**What is needed**
Extract all of the entries and give them again, word for word.

** BEGIN Available data **

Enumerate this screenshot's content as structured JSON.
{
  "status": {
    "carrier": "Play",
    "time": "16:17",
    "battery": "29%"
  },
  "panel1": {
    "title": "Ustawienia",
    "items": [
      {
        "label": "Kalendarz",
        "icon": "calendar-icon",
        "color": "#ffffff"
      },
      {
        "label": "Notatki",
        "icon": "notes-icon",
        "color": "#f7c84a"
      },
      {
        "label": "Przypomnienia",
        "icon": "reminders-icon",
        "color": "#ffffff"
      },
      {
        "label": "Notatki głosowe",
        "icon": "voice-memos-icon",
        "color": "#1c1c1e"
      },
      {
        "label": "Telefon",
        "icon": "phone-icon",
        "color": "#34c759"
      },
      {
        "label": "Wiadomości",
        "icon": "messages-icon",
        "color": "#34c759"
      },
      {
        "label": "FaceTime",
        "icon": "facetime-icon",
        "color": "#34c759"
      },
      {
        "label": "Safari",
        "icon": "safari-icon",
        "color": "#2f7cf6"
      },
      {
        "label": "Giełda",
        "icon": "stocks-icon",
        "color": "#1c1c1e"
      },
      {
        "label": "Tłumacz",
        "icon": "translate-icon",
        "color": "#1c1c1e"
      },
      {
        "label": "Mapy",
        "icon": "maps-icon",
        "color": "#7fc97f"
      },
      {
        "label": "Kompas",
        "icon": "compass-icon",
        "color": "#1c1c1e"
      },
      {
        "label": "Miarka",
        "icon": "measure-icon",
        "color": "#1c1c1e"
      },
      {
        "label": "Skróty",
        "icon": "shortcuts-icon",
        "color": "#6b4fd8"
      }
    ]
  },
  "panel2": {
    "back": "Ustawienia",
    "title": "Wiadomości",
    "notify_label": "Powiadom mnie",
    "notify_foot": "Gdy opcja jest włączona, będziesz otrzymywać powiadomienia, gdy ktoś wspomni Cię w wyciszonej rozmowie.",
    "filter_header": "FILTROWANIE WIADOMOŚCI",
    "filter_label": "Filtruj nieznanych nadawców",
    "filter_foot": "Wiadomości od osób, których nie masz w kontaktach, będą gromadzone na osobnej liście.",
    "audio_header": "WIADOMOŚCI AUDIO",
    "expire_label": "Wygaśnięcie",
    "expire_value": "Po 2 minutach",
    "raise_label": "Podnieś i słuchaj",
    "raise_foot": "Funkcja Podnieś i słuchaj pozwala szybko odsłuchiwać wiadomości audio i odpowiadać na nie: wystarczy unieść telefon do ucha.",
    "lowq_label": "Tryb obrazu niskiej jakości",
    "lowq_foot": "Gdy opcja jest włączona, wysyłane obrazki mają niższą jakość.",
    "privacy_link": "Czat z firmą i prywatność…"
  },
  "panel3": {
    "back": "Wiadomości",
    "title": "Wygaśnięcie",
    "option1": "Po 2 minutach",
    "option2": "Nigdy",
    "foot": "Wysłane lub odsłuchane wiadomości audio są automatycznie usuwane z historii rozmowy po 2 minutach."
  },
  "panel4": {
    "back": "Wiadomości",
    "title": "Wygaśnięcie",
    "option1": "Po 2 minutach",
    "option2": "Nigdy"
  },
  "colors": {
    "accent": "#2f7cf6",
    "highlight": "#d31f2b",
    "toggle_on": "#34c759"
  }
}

** END Available data **

**Finished answer**
Enumerate this screenshot's content as structured JSON.
{
  "status": {
    "carrier": "Play",
    "time": "16:17",
    "battery": "29%"
  },
  "panel1": {
    "title": "Ustawienia",
    "items": [
      {
        "label": "Kalendarz",
        "icon": "calendar-icon",
        "color": "#ffffff"
      },
      {
        "label": "Notatki",
        "icon": "notes-icon",
        "color": "#f7c84a"
      },
      {
        "label": "Przypomnienia",
        "icon": "reminders-icon",
        "color": "#ffffff"
      },
      {
        "label": "Notatki głosowe",
        "icon": "voice-memos-icon",
        "color": "#1c1c1e"
      },
      {
        "label": "Telefon",
        "icon": "phone-icon",
        "color": "#34c759"
      },
      {
        "label": "Wiadomości",
        "icon": "messages-icon",
        "color": "#34c759"
      },
      {
        "label": "FaceTime",
        "icon": "facetime-icon",
        "color": "#34c759"
      },
      {
        "label": "Safari",
        "icon": "safari-icon",
        "color": "#2f7cf6"
      },
      {
        "label": "Giełda",
        "icon": "stocks-icon",
        "color": "#1c1c1e"
      },
      {
        "label": "Tłumacz",
        "icon": "translate-icon",
        "color": "#1c1c1e"
      },
      {
        "label": "Mapy",
        "icon": "maps-icon",
        "color": "#7fc97f"
      },
      {
        "label": "Kompas",
        "icon": "compass-icon",
        "color": "#1c1c1e"
      },
      {
        "label": "Miarka",
        "icon": "measure-icon",
        "color": "#1c1c1e"
      },
      {
        "label": "Skróty",
        "icon": "shortcuts-icon",
        "color": "#6b4fd8"
      }
    ]
  },
  "panel2": {
    "back": "Ustawienia",
    "title": "Wiadomości",
    "notify_label": "Powiadom mnie",
    "notify_foot": "Gdy opcja jest włączona, będziesz otrzymywać powiadomienia, gdy ktoś wspomni Cię w wyciszonej rozmowie.",
    "filter_header": "FILTROWANIE WIADOMOŚCI",
    "filter_label": "Filtruj nieznanych nadawców",
    "filter_foot": "Wiadomości od osób, których nie masz w kontaktach, będą gromadzone na osobnej liście.",
    "audio_header": "WIADOMOŚCI AUDIO",
    "expire_label": "Wygaśnięcie",
    "expire_value": "Po 2 minutach",
    "raise_label": "Podnieś i słuchaj",
    "raise_foot": "Funkcja Podnieś i słuchaj pozwala szybko odsłuchiwać wiadomości audio i odpowiadać na nie: wystarczy unieść telefon do ucha.",
    "lowq_label": "Tryb obrazu niskiej jakości",
    "lowq_foot": "Gdy opcja jest włączona, wysyłane obrazki mają niższą jakość.",
    "privacy_link": "Czat z firmą i prywatność…"
  },
  "panel3": {
    "back": "Wiadomości",
    "title": "Wygaśnięcie",
    "option1": "Po 2 minutach",
    "option2": "Nigdy",
    "foot": "Wysłane lub odsłuchane wiadomości audio są automatycznie usuwane z historii rozmowy po 2 minutach."
  },
  "panel4": {
    "back": "Wiadomości",
    "title": "Wygaśnięcie",
    "option1": "Po 2 minutach",
    "option2": "Nigdy"
  },
  "colors": {
    "accent": "#2f7cf6",
    "highlight": "#d31f2b",
    "toggle_on": "#34c759"
  }
}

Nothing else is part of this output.